▶ _Exercise directions_
Give the number of lines in this listing that contain "faces", with no other words.

━━━━━━━━━━━━━━━━

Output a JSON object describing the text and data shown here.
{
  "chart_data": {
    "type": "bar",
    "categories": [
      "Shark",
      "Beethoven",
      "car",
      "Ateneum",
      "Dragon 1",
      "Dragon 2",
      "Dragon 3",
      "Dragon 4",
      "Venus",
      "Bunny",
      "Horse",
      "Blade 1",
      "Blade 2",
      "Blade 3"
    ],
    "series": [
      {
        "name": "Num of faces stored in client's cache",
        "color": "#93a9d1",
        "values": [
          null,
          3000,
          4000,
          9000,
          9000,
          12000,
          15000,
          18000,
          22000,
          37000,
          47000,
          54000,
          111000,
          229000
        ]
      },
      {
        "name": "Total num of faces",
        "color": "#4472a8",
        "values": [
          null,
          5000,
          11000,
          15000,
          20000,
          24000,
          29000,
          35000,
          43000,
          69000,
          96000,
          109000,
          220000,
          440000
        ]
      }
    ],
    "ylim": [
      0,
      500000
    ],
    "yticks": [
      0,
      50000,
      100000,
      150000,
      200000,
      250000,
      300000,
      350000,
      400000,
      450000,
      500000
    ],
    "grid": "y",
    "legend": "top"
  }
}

━━━━━━━━━━━━━━━━

▶ _Problem solution_
2